◆ **Task directions**: In the entries that follow, count each line containing "https" and state the total, nothing more.

◆ **Dataset entries**:
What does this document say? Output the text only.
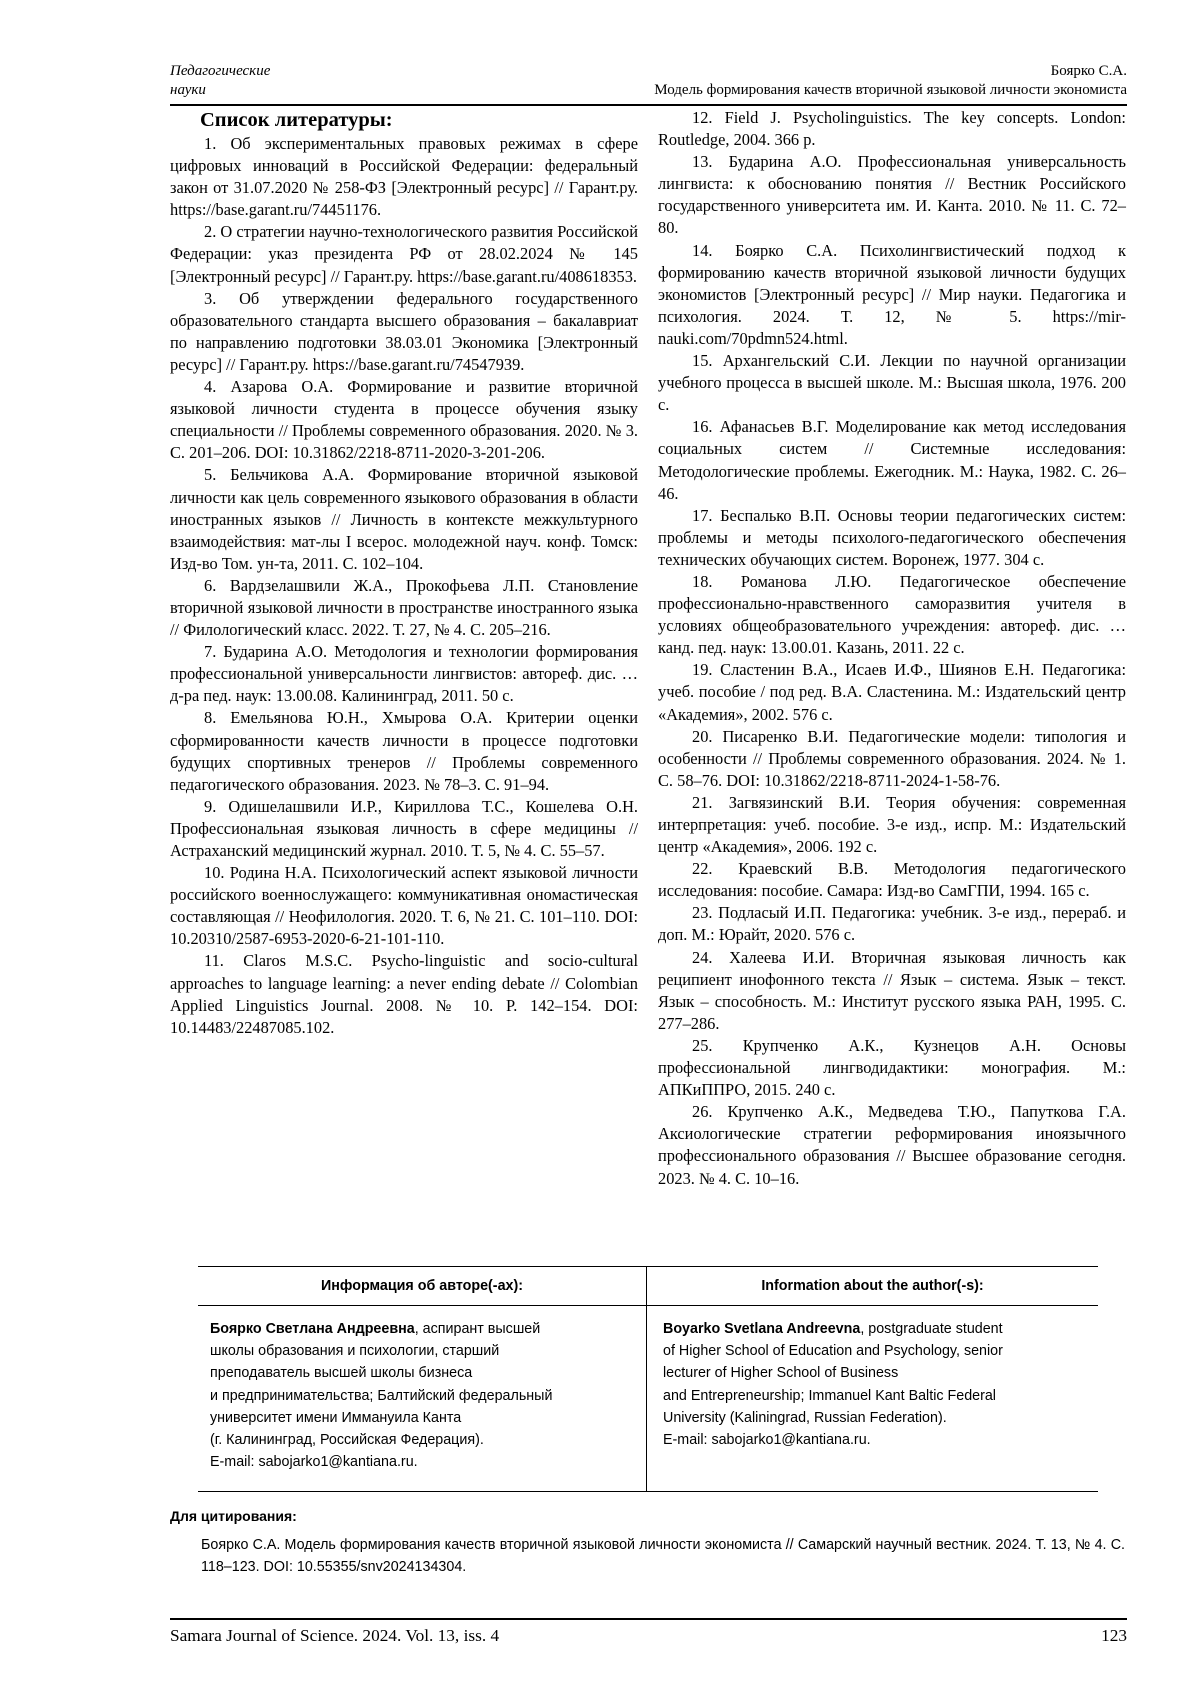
Педагогические науки
Боярко С.А.
Модель формирования качеств вторичной языковой личности экономиста
Список литературы:
1. Об экспериментальных правовых режимах в сфере цифровых инноваций в Российской Федерации: федеральный закон от 31.07.2020 № 258-ФЗ [Электронный ресурс] // Гарант.ру. https://base.garant.ru/74451176.
2. О стратегии научно-технологического развития Российской Федерации: указ президента РФ от 28.02.2024 № 145 [Электронный ресурс] // Гарант.ру. https://base.garant.ru/408618353.
3. Об утверждении федерального государственного образовательного стандарта высшего образования – бакалавриат по направлению подготовки 38.03.01 Экономика [Электронный ресурс] // Гарант.ру. https://base.garant.ru/74547939.
4. Азарова О.А. Формирование и развитие вторичной языковой личности студента в процессе обучения языку специальности // Проблемы современного образования. 2020. № 3. С. 201–206. DOI: 10.31862/2218-8711-2020-3-201-206.
5. Бельчикова А.А. Формирование вторичной языковой личности как цель современного языкового образования в области иностранных языков // Личность в контексте межкультурного взаимодействия: мат-лы I всерос. молодежной науч. конф. Томск: Изд-во Том. ун-та, 2011. С. 102–104.
6. Вардзелашвили Ж.А., Прокофьева Л.П. Становление вторичной языковой личности в пространстве иностранного языка // Филологический класс. 2022. Т. 27, № 4. С. 205–216.
7. Бударина А.О. Методология и технологии формирования профессиональной универсальности лингвистов: автореф. дис. … д-ра пед. наук: 13.00.08. Калининград, 2011. 50 с.
8. Емельянова Ю.Н., Хмырова О.А. Критерии оценки сформированности качеств личности в процессе подготовки будущих спортивных тренеров // Проблемы современного педагогического образования. 2023. № 78–3. С. 91–94.
9. Одишелашвили И.Р., Кириллова Т.С., Кошелева О.Н. Профессиональная языковая личность в сфере медицины // Астраханский медицинский журнал. 2010. Т. 5, № 4. С. 55–57.
10. Родина Н.А. Психологический аспект языковой личности российского военнослужащего: коммуникативная ономастическая составляющая // Неофилология. 2020. Т. 6, № 21. С. 101–110. DOI: 10.20310/2587-6953-2020-6-21-101-110.
11. Claros M.S.C. Psycho-linguistic and socio-cultural approaches to language learning: a never ending debate // Colombian Applied Linguistics Journal. 2008. № 10. P. 142–154. DOI: 10.14483/22487085.102.
12. Field J. Psycholinguistics. The key concepts. London: Routledge, 2004. 366 p.
13. Бударина А.О. Профессиональная универсальность лингвиста: к обоснованию понятия // Вестник Российского государственного университета им. И. Канта. 2010. № 11. С. 72–80.
14. Боярко С.А. Психолингвистический подход к формированию качеств вторичной языковой личности будущих экономистов [Электронный ресурс] // Мир науки. Педагогика и психология. 2024. Т. 12, № 5. https://mir-nauki.com/70pdmn524.html.
15. Архангельский С.И. Лекции по научной организации учебного процесса в высшей школе. М.: Высшая школа, 1976. 200 с.
16. Афанасьев В.Г. Моделирование как метод исследования социальных систем // Системные исследования: Методологические проблемы. Ежегодник. М.: Наука, 1982. С. 26–46.
17. Беспалько В.П. Основы теории педагогических систем: проблемы и методы психолого-педагогического обеспечения технических обучающих систем. Воронеж, 1977. 304 с.
18. Романова Л.Ю. Педагогическое обеспечение профессионально-нравственного саморазвития учителя в условиях общеобразовательного учреждения: автореф. дис. … канд. пед. наук: 13.00.01. Казань, 2011. 22 с.
19. Сластенин В.А., Исаев И.Ф., Шиянов Е.Н. Педагогика: учеб. пособие / под ред. В.А. Сластенина. М.: Издательский центр «Академия», 2002. 576 с.
20. Писаренко В.И. Педагогические модели: типология и особенности // Проблемы современного образования. 2024. № 1. С. 58–76. DOI: 10.31862/2218-8711-2024-1-58-76.
21. Загвязинский В.И. Теория обучения: современная интерпретация: учеб. пособие. 3-е изд., испр. М.: Издательский центр «Академия», 2006. 192 с.
22. Краевский В.В. Методология педагогического исследования: пособие. Самара: Изд-во СамГПИ, 1994. 165 с.
23. Подласый И.П. Педагогика: учебник. 3-е изд., перераб. и доп. М.: Юрайт, 2020. 576 с.
24. Халеева И.И. Вторичная языковая личность как реципиент инофонного текста // Язык – система. Язык – текст. Язык – способность. М.: Институт русского языка РАН, 1995. С. 277–286.
25. Крупченко А.К., Кузнецов А.Н. Основы профессиональной лингводидактики: монография. М.: АПКиППРО, 2015. 240 с.
26. Крупченко А.К., Медведева Т.Ю., Папуткова Г.А. Аксиологические стратегии реформирования иноязычного профессионального образования // Высшее образование сегодня. 2023. № 4. С. 10–16.
Информация об авторе(-ах):	Information about the author(-s):
Боярко Светлана Андреевна, аспирант высшей
школы образования и психологии, старший
преподаватель высшей школы бизнеса
и предпринимательства; Балтийский федеральный
университет имени Иммануила Канта
(г. Калининград, Российская Федерация).
E-mail: sabojarko1@kantiana.ru.
Boyarko Svetlana Andreevna, postgraduate student
of Higher School of Education and Psychology, senior
lecturer of Higher School of Business
and Entrepreneurship; Immanuel Kant Baltic Federal
University (Kaliningrad, Russian Federation).
E-mail: sabojarko1@kantiana.ru.
Для цитирования:
Боярко С.А. Модель формирования качеств вторичной языковой личности экономиста // Самарский научный вестник. 2024. Т. 13, № 4. С. 118–123. DOI: 10.55355/snv2024134304.
Samara Journal of Science. 2024. Vol. 13, iss. 4	123
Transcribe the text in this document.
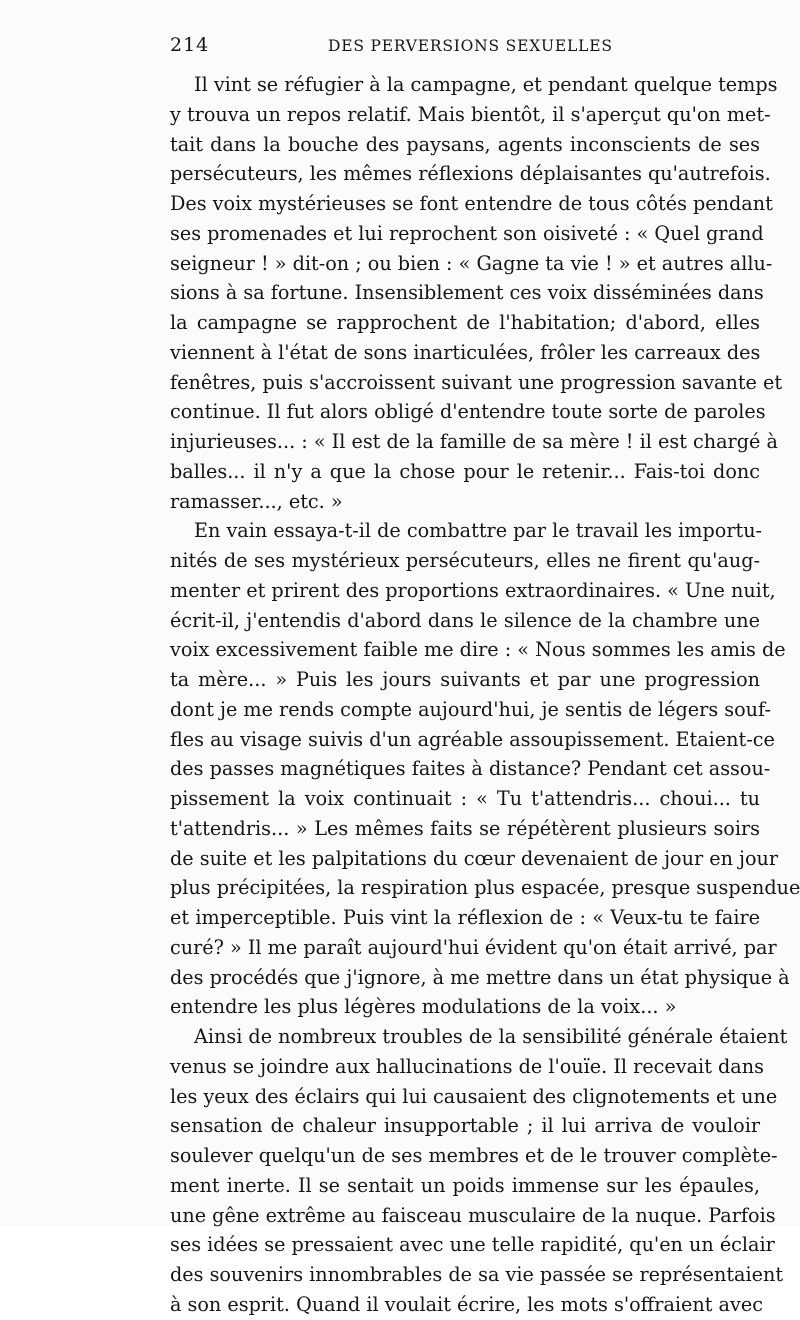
214	DES PERVERSIONS SEXUELLES
Il vint se réfugier à la campagne, et pendant quelque temps
y trouva un repos relatif. Mais bientôt, il s'aperçut qu'on met-
tait dans la bouche des paysans, agents inconscients de ses
persécuteurs, les mêmes réflexions déplaisantes qu'autrefois.
Des voix mystérieuses se font entendre de tous côtés pendant
ses promenades et lui reprochent son oisiveté : « Quel grand
seigneur ! » dit-on ; ou bien : « Gagne ta vie ! » et autres allu-
sions à sa fortune. Insensiblement ces voix disséminées dans
la campagne se rapprochent de l'habitation; d'abord, elles
viennent à l'état de sons inarticulées, frôler les carreaux des
fenêtres, puis s'accroissent suivant une progression savante et
continue. Il fut alors obligé d'entendre toute sorte de paroles
injurieuses... : « Il est de la famille de sa mère ! il est chargé à
balles... il n'y a que la chose pour le retenir... Fais-toi donc
ramasser..., etc. »
En vain essaya-t-il de combattre par le travail les importu-
nités de ses mystérieux persécuteurs, elles ne firent qu'aug-
menter et prirent des proportions extraordinaires. « Une nuit,
écrit-il, j'entendis d'abord dans le silence de la chambre une
voix excessivement faible me dire : « Nous sommes les amis de
ta mère... » Puis les jours suivants et par une progression
dont je me rends compte aujourd'hui, je sentis de légers souf-
fles au visage suivis d'un agréable assoupissement. Etaient-ce
des passes magnétiques faites à distance? Pendant cet assou-
pissement la voix continuait : « Tu t'attendris... choui... tu
t'attendris... » Les mêmes faits se répétèrent plusieurs soirs
de suite et les palpitations du cœur devenaient de jour en jour
plus précipitées, la respiration plus espacée, presque suspendue
et imperceptible. Puis vint la réflexion de : « Veux-tu te faire
curé? » Il me paraît aujourd'hui évident qu'on était arrivé, par
des procédés que j'ignore, à me mettre dans un état physique à
entendre les plus légères modulations de la voix... »
Ainsi de nombreux troubles de la sensibilité générale étaient
venus se joindre aux hallucinations de l'ouïe. Il recevait dans
les yeux des éclairs qui lui causaient des clignotements et une
sensation de chaleur insupportable ; il lui arriva de vouloir
soulever quelqu'un de ses membres et de le trouver complète-
ment inerte. Il se sentait un poids immense sur les épaules,
une gêne extrême au faisceau musculaire de la nuque. Parfois
ses idées se pressaient avec une telle rapidité, qu'en un éclair
des souvenirs innombrables de sa vie passée se représentaient
à son esprit. Quand il voulait écrire, les mots s'offraient avec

◆ **Expected answer**: 4